::: DATASET :::

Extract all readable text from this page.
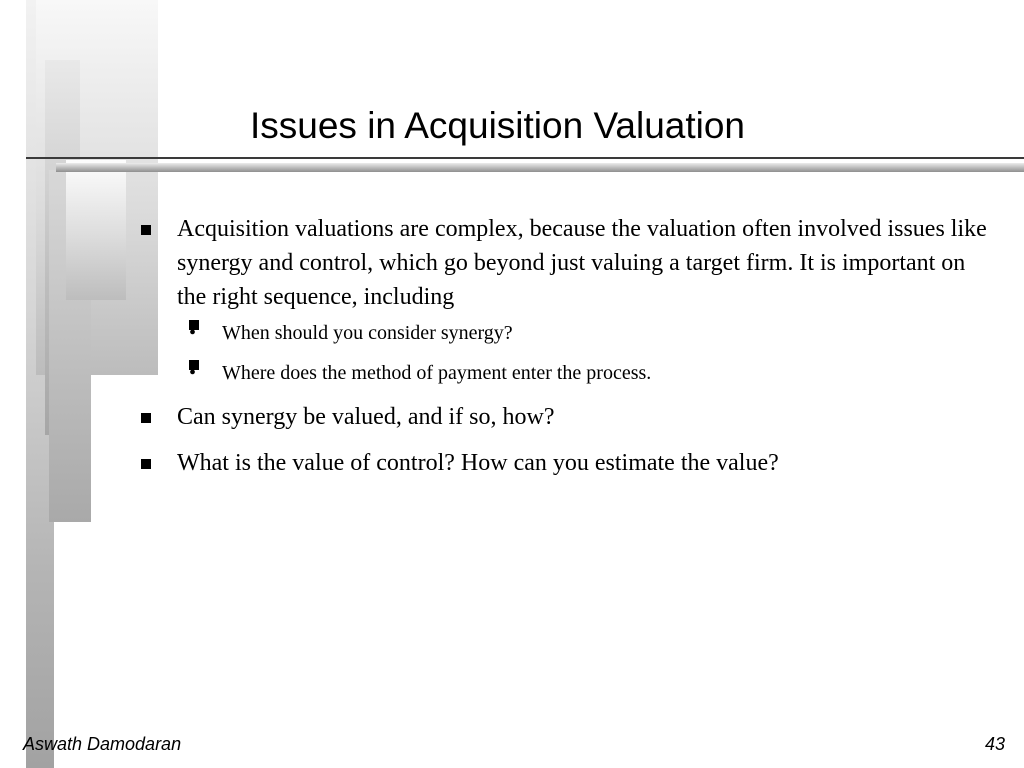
Issues in Acquisition Valuation
Acquisition valuations are complex, because the valuation often involved issues like synergy and control, which go beyond just valuing a target firm. It is important on the right sequence, including
• When should you consider synergy?
• Where does the method of payment enter the process.
Can synergy be valued, and if so, how?
What is the value of control? How can you estimate the value?
Aswath Damodaran	43
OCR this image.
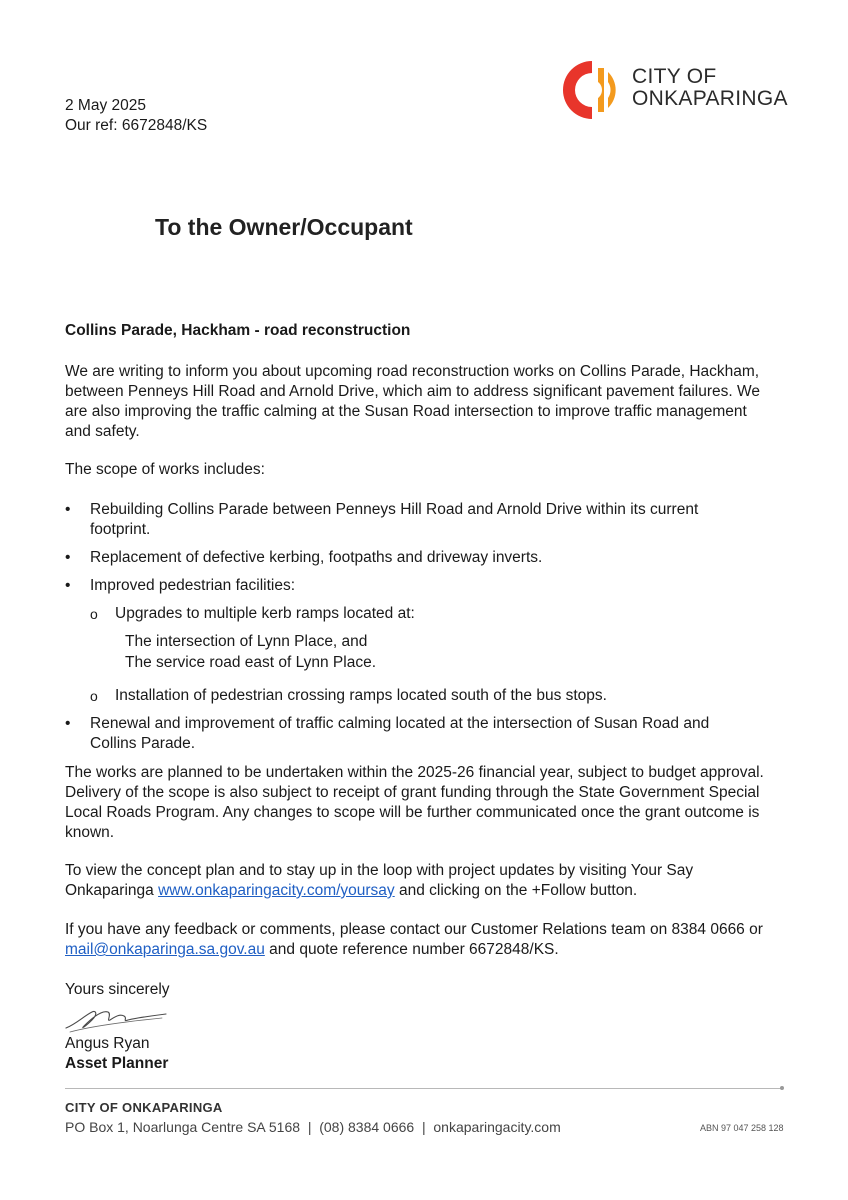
2 May 2025
Our ref: 6672848/KS
CITY OF
ONKAPARINGA
To the Owner/Occupant
Collins Parade, Hackham - road reconstruction

We are writing to inform you about upcoming road reconstruction works on Collins Parade, Hackham, between Penneys Hill Road and Arnold Drive, which aim to address significant pavement failures. We are also improving the traffic calming at the Susan Road intersection to improve traffic management and safety.

The scope of works includes:
• Rebuilding Collins Parade between Penneys Hill Road and Arnold Drive within its current footprint.
• Replacement of defective kerbing, footpaths and driveway inverts.
• Improved pedestrian facilities:
o Upgrades to multiple kerb ramps located at:
The intersection of Lynn Place, and
The service road east of Lynn Place.
o Installation of pedestrian crossing ramps located south of the bus stops.
• Renewal and improvement of traffic calming located at the intersection of Susan Road and Collins Parade.

The works are planned to be undertaken within the 2025-26 financial year, subject to budget approval. Delivery of the scope is also subject to receipt of grant funding through the State Government Special Local Roads Program. Any changes to scope will be further communicated once the grant outcome is known.

To view the concept plan and to stay up in the loop with project updates by visiting Your Say Onkaparinga www.onkaparingacity.com/yoursay and clicking on the +Follow button.

If you have any feedback or comments, please contact our Customer Relations team on 8384 0666 or mail@onkaparinga.sa.gov.au and quote reference number 6672848/KS.

Yours sincerely
Angus Ryan
Asset Planner
CITY OF ONKAPARINGA
PO Box 1, Noarlunga Centre SA 5168  |  (08) 8384 0666  |  onkaparingacity.com	ABN 97 047 258 128
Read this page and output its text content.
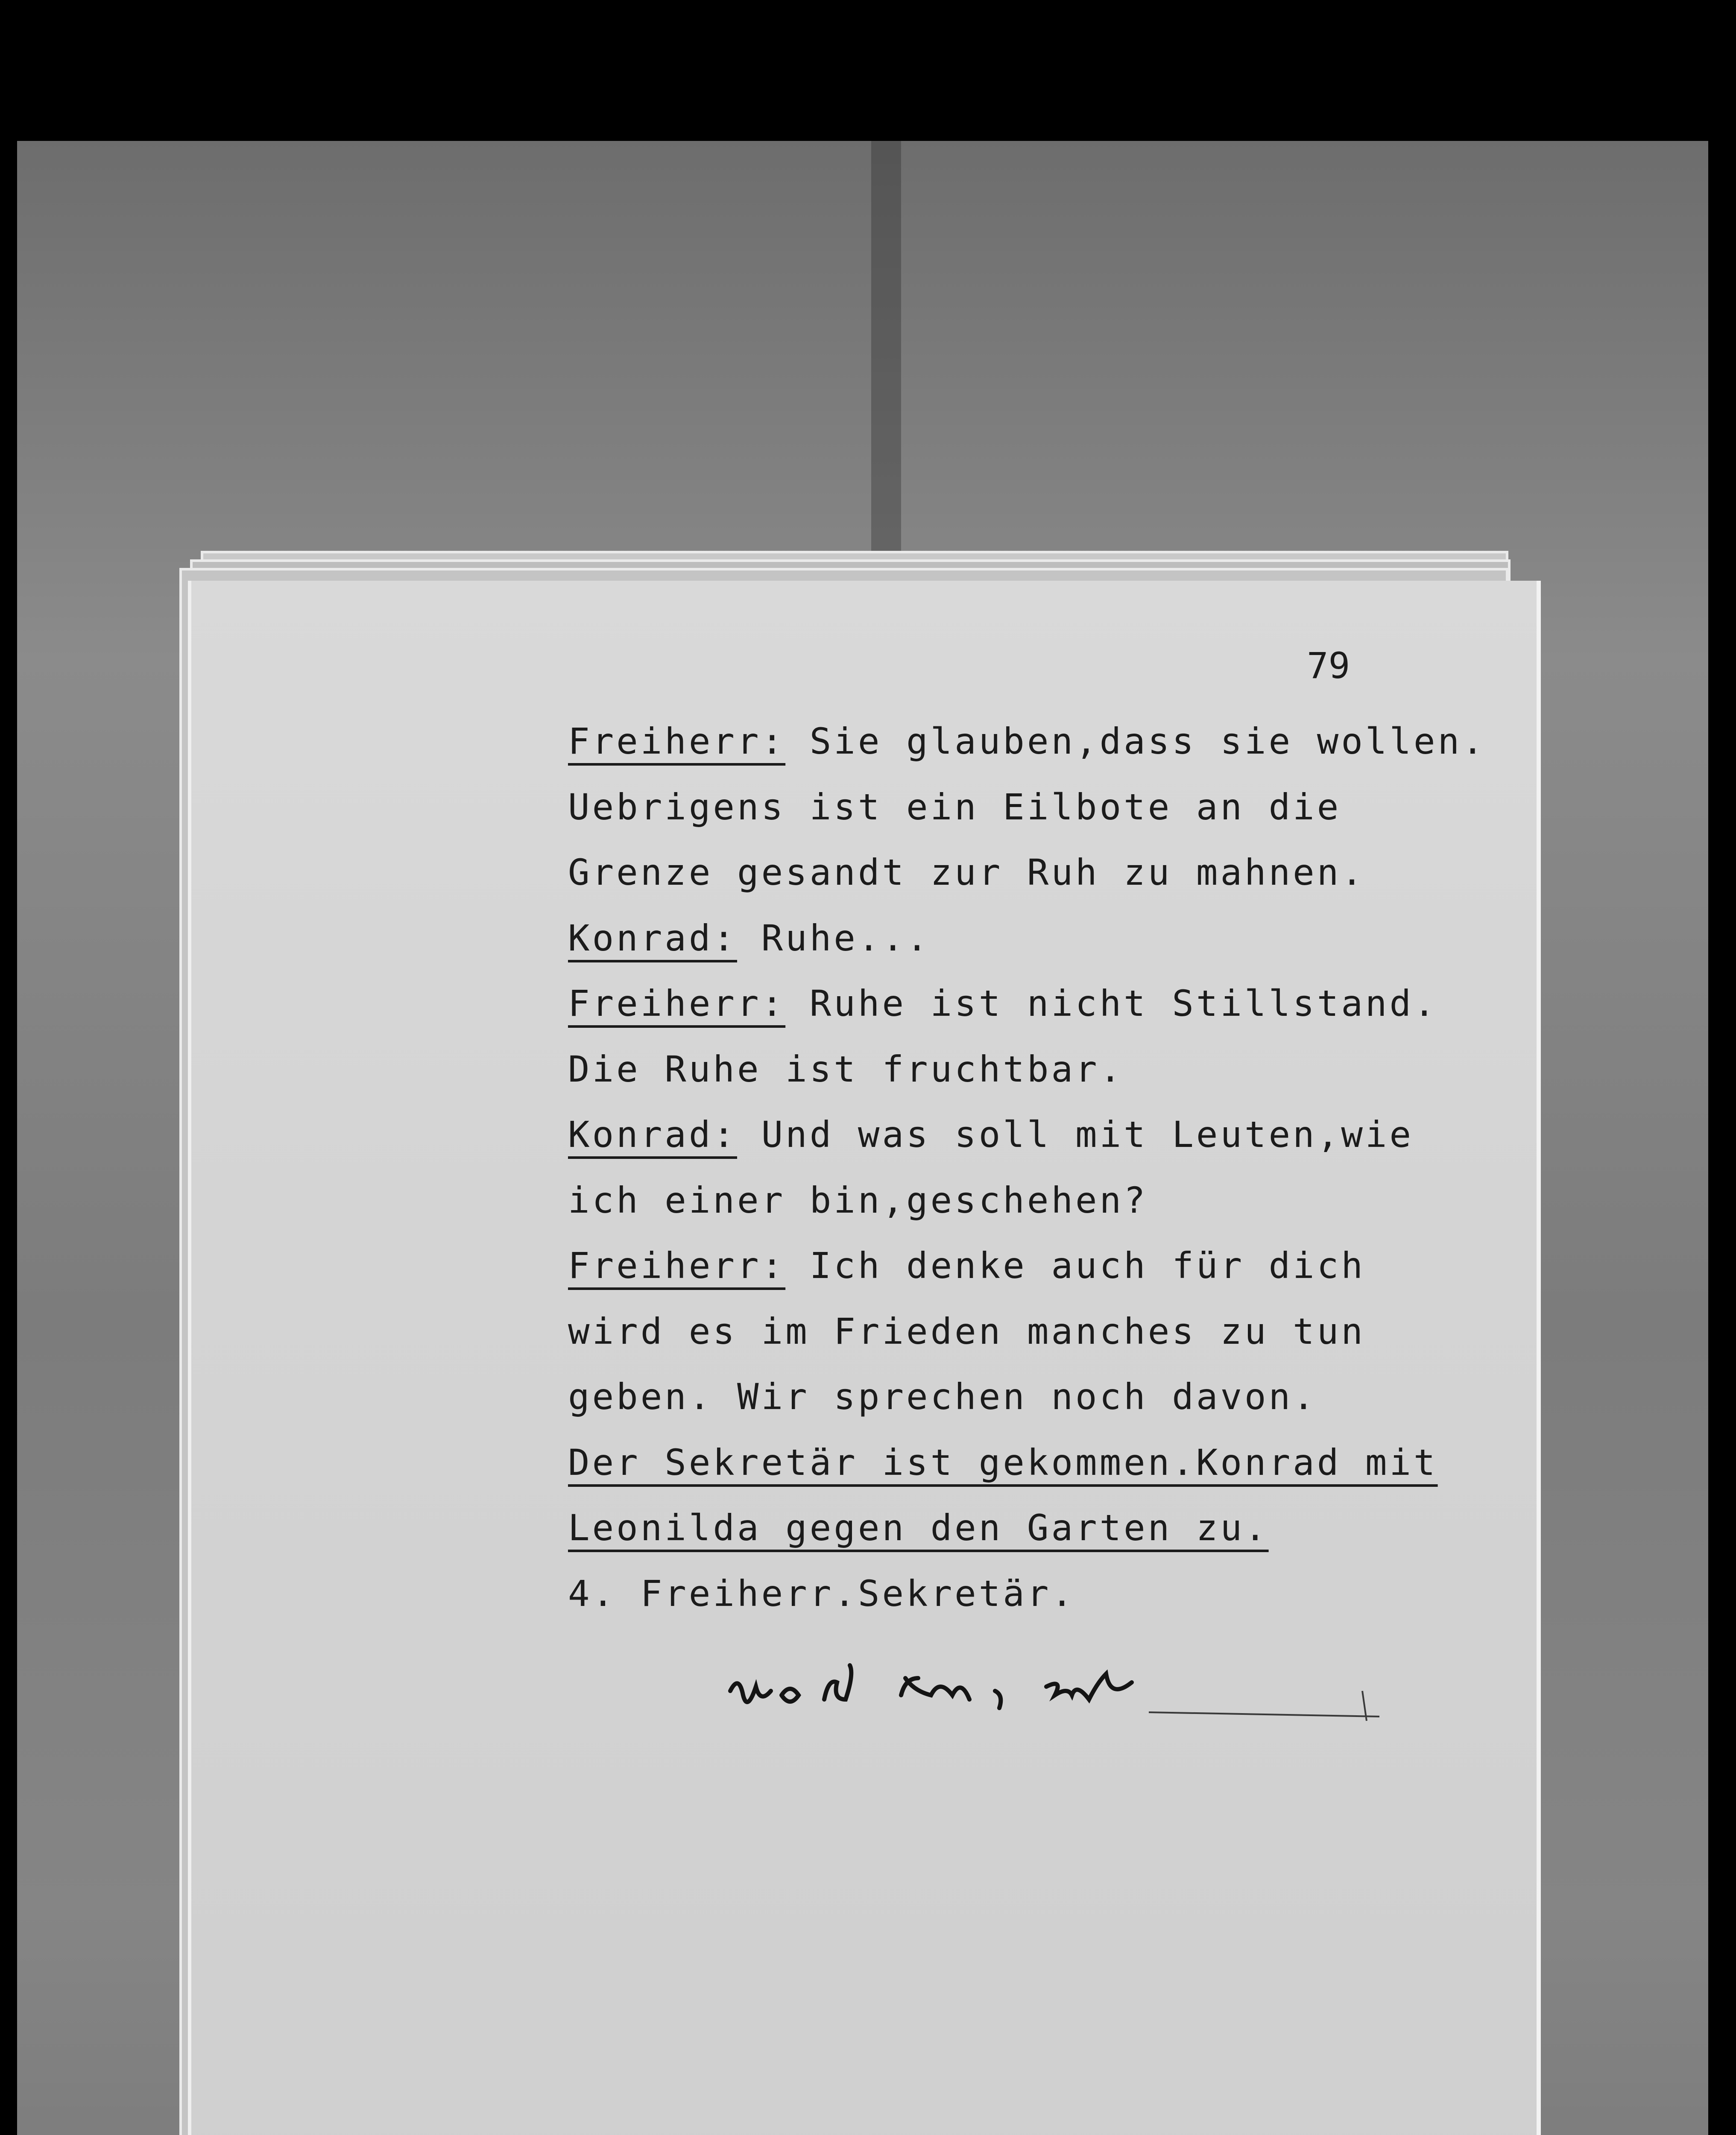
79
Freiherr: Sie glauben,dass sie wollen.
Uebrigens ist ein Eilbote an die
Grenze gesandt zur Ruh zu mahnen.
Konrad: Ruhe...
Freiherr: Ruhe ist nicht Stillstand.
Die Ruhe ist fruchtbar.
Konrad: Und was soll mit Leuten,wie
ich einer bin,geschehen?
Freiherr: Ich denke auch für dich
wird es im Frieden manches zu tun
geben. Wir sprechen noch davon.
Der Sekretär ist gekommen.Konrad mit
Leonilda gegen den Garten zu.
4. Freiherr.Sekretär.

:::

_REQUIRED TASK_
Excluding pictures, copy exactly the lines from the line containing "Read this page and output its text content." through the last line of the data, inclusive.

_FINAL RESULT_
Read this page and output its text content.
79
Freiherr: Sie glauben,dass sie wollen.
Uebrigens ist ein Eilbote an die
Grenze gesandt zur Ruh zu mahnen.
Konrad: Ruhe...
Freiherr: Ruhe ist nicht Stillstand.
Die Ruhe ist fruchtbar.
Konrad: Und was soll mit Leuten,wie
ich einer bin,geschehen?
Freiherr: Ich denke auch für dich
wird es im Frieden manches zu tun
geben. Wir sprechen noch davon.
Der Sekretär ist gekommen.Konrad mit
Leonilda gegen den Garten zu.
4. Freiherr.Sekretär.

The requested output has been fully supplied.